§ **INSTRUÇÕES DAS TAREFAS**
**1.** No trecho sobre a fortuna e o acaso, o que é apontado como a causa por si da casa?
**2.** Por favor, reproduza sem alterações a parte do trecho sobre a fortuna e o acaso que começa em "Logo, entre eles, alguns" e segue até "ou pela natureza.".
**3.** Dê continuidade ao trecho sobre a fortuna e o acaso a partir do ponto em que ele termina.

§ **TRECHO DE ORIGEM**
══════

10 Para começar devemos reconhecer que a experiência mostra que há fatos que se produzem sempre da mesma maneira, e há outros que se produzem freqüentemente; É evidente que a fortuna não é causa de um nem de outros e que os efeitos da fortuna não estão entre os fatos necessários e constantes, nem entre os que se produzem a maior parte das vezes.

17 (fatos freqüentes e fatos raros) Mas, considerando que há fatos que se produzem por exceção a estes, e que todo o mundo os chama efeitos da fortuna, é evidente que a fortuna e o acaso existem de qualquer maneira: pois nós sabemos que tais efeitos são efeitos da fortuna e que os efeitos da fortuna são desses fatos.
Logo, entre eles, alguns se produzem visando um fim, outros não.

18. E entre os primeiros , alguns são por eleição e outros não são por eleição (intenção deliberada), os uns e os outros são dos fatos que se produzem em vista de um fim; Se vê, por conseqüência, que entre os fatos que são exceção à necessidade e a freqüência, há alguns aos que se pode aplicar a determinação teleológica. Os fatos que são em vista de um fim são aqueles que podem ser realizados pelo pensamento ou pela natureza.

23. Ora, quando tais fatos se produzem por acidente nos dizemos que são efeito da fortuna: da mesma maneira, em efeito, deve ser feita a distinção de por si e por acidente. Isto também pode ser aplicado à causa: por exemplo, a arte de edificar é a causa de ser da casa, a cor branca e o músico -que morará nela- são as causas por acidente. A causa por si é determinada, a causa acidental é indefinida; pois a multidão de acidentes possíveis de uma coisa é infinita.

29. Então, quando o caráter acidental se apresenta nos fatos que são produzidos em vista de um fim, se deve falar de efeitos da fortuna e do acaso. Nós discerniremos mais tarde a diferença entre as duas; por agora devemos nos contentar com a verdade evidente de que elas pertencem às coisas às quais se aplica a determinação teleológica; por exemplo: um homem poderia ter , se ele tivesse sabido, ir a um determinado lugar para receber dinheiro, no momento em que seu devedor ali receber o montante duma colheita; ele veio ali porém não para isso; porém ele tinha ido ali por acidente, e estando ali ele pode receber o dinheiro; não parece que ele freqüentava esse lugar a maioria das vezes nem necessariamente; e em fim, a saber o recobro da dívida, não é no número de causas finais imanentes, mas resultado da eleição e do pensamento; então, nessas condições , se disse que ele estava ali por efeito da fortuna. Pelo contrario, se ele estava ali por eleição e em vista desse fim, seja por que ele freqüenta esse lugar constantemente, seja porque ele está ali muitas vezes para recobrar dinheiro, isto não é efeito da fortuna.

══════

[Dados armazenados]
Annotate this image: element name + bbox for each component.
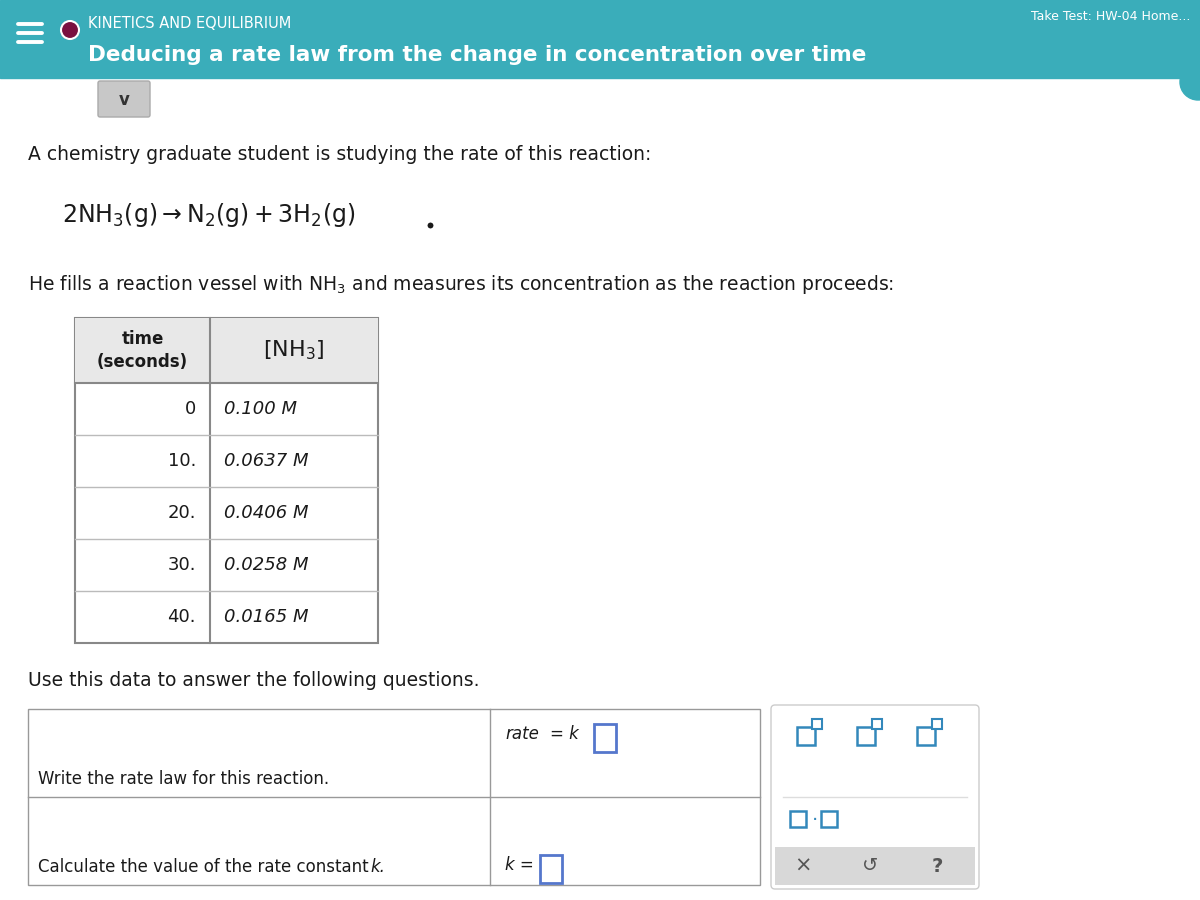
Bar xyxy=(872,719,882,729)
Circle shape xyxy=(1180,64,1200,100)
Text: Take Test: HW-04 Home...: Take Test: HW-04 Home... xyxy=(1031,10,1190,23)
Bar xyxy=(74,318,378,383)
Text: 10.: 10. xyxy=(168,452,196,470)
Text: time
(seconds): time (seconds) xyxy=(97,330,188,371)
Text: k =: k = xyxy=(505,856,539,874)
Circle shape xyxy=(61,21,79,39)
Bar xyxy=(0,0,1200,78)
Bar xyxy=(74,318,378,643)
Bar xyxy=(775,847,974,885)
Bar xyxy=(821,811,838,827)
FancyBboxPatch shape xyxy=(98,81,150,117)
Bar xyxy=(594,724,616,752)
Bar xyxy=(932,719,942,729)
FancyBboxPatch shape xyxy=(772,705,979,889)
Bar xyxy=(540,855,562,883)
Text: rate: rate xyxy=(505,725,539,743)
Text: $\mathregular{2NH_3(g) \rightarrow N_2(g) + 3H_2(g)}$: $\mathregular{2NH_3(g) \rightarrow N_2(g… xyxy=(62,201,355,229)
Bar xyxy=(28,709,760,885)
Bar xyxy=(917,727,935,745)
Text: 0.0165 M: 0.0165 M xyxy=(224,608,308,626)
Text: k.: k. xyxy=(370,858,385,876)
Text: A chemistry graduate student is studying the rate of this reaction:: A chemistry graduate student is studying… xyxy=(28,146,652,165)
Text: 0.0406 M: 0.0406 M xyxy=(224,504,308,522)
Text: 0: 0 xyxy=(185,400,196,418)
Text: Use this data to answer the following questions.: Use this data to answer the following qu… xyxy=(28,671,480,690)
Text: Calculate the value of the rate constant: Calculate the value of the rate constant xyxy=(38,858,374,876)
Bar xyxy=(790,811,806,827)
Text: 20.: 20. xyxy=(168,504,196,522)
Text: $\left[\mathrm{NH_3}\right]$: $\left[\mathrm{NH_3}\right]$ xyxy=(263,338,325,363)
Text: He fills a reaction vessel with $\mathregular{NH_3}$ and measures its concentrat: He fills a reaction vessel with $\mathre… xyxy=(28,274,894,296)
Text: ?: ? xyxy=(931,857,943,876)
Text: ↺: ↺ xyxy=(862,857,878,876)
Text: 0.0258 M: 0.0258 M xyxy=(224,556,308,574)
Bar xyxy=(857,727,875,745)
Text: ×: × xyxy=(794,856,811,876)
Text: 30.: 30. xyxy=(168,556,196,574)
Text: v: v xyxy=(119,91,130,109)
Text: 0.0637 M: 0.0637 M xyxy=(224,452,308,470)
Text: = k: = k xyxy=(550,725,578,743)
Text: KINETICS AND EQUILIBRIUM: KINETICS AND EQUILIBRIUM xyxy=(88,16,292,32)
Text: 0.100 M: 0.100 M xyxy=(224,400,298,418)
Bar xyxy=(812,719,822,729)
Text: 40.: 40. xyxy=(168,608,196,626)
Bar xyxy=(797,727,815,745)
Text: Deducing a rate law from the change in concentration over time: Deducing a rate law from the change in c… xyxy=(88,45,866,65)
Text: ·: · xyxy=(812,811,818,830)
Text: Write the rate law for this reaction.: Write the rate law for this reaction. xyxy=(38,770,329,788)
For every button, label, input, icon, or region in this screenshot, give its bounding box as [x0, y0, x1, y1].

══════

§ **RESPOSTAS POR TAREFA**
**1.** A arte de edificar.

**2.**
Logo, entre eles, alguns se produzem visando um fim, outros não.

18. E entre os primeiros , alguns são por eleição e outros não são por eleição (intenção deliberada), os uns e os outros são dos fatos que se produzem em vista de um fim; Se vê, por conseqüência, que entre os fatos que são exceção à necessidade e a freqüência, há alguns aos que se pode aplicar a determinação teleológica. Os fatos que são em vista de um fim são aqueles que podem ser realizados pelo pensamento ou pela natureza.

**3.**
5. Vê-se então que a fortuna é uma causa por acidente, superveniente (que chega posteriormente) nas coisas que, em vista de um fim, se ergue numa outra eleição. Por isso o pensamento e a fortuna pertencem à mesma ordem, pois a eleição não se realiza sem pensamento.

(Explicação das opiniões)

(Dos anciões)

8. Em suma, é necessário que as causas de onde procedem os efeitos da fortuna sejam indeterminadas. Disto se segue que a fortuna parece estar no domínio da indeterminação e é impenetrável ao homem, por isso deve ser descartada a opinião de que não há fatos por fortuna. Todas estas formulas são corretas, porque são justificáveis.

12. Num sentido, há os fatos da fortuna, pois há os fatos acidentais e a fortuna é uma causa como por acidente; como causa absoluta ela não é causa de nada; por exemplo: a causa da casa é o arquiteto e, por acidente, o tocador de flauta (que morará nela) e a causa daquele que foi lá mas não para receber o dinheiro; estas são infinitas em número (seja com argumentos a favor ou em contra...)

(Do Vulgo)

18. Do mesmo modo afirmar que a fortuna é algo contrario à razão é correto: pois a razão é do domínio das coisas que som sempre ou a maior parte das vezes; a fortuna é das de exceção. Sendo que estas causas são indeterminas, a fortuna o é igualmente.

21. Entretanto, em certos casos, pode-se perguntar pela importância de determinar se algumas causas podem ser causas da fortuna: por exemplo, se a causa da saúde seria o ar fresco ou o aquecimento, e não o corte de cabelo; pois, entre as causas acidentais, as umas são mais perto que as outras.

25. Por outro lado, fala-se de boa fortuna quando algo bom acontece, e de má fortuna, quando é um mal. De fortuna feliz ou de infortúnio se o bem ou o mal são consideráveis. Em conseqüência quando se tem quase um grande bem ou um grande mal se fala ainda de boa fortuna ou má fortuna, porque o pensamento as considera como existente, ignorando o «quase». Para outros a boa fortuna é, como se disse, coisa pouco segura, e com razão; porque a fortuna não é segura; porque os efeitos da fortuna não podem ser nem sempre, nem freqüentemente.

32. Em resumo, como nós temos visto, a fortuna e o acaso são das causas por acidente, para as coisas susceptíveis de não se produzir nem absolutamente, nem freqüentemente; nem das que são produzidas em vista de um fim.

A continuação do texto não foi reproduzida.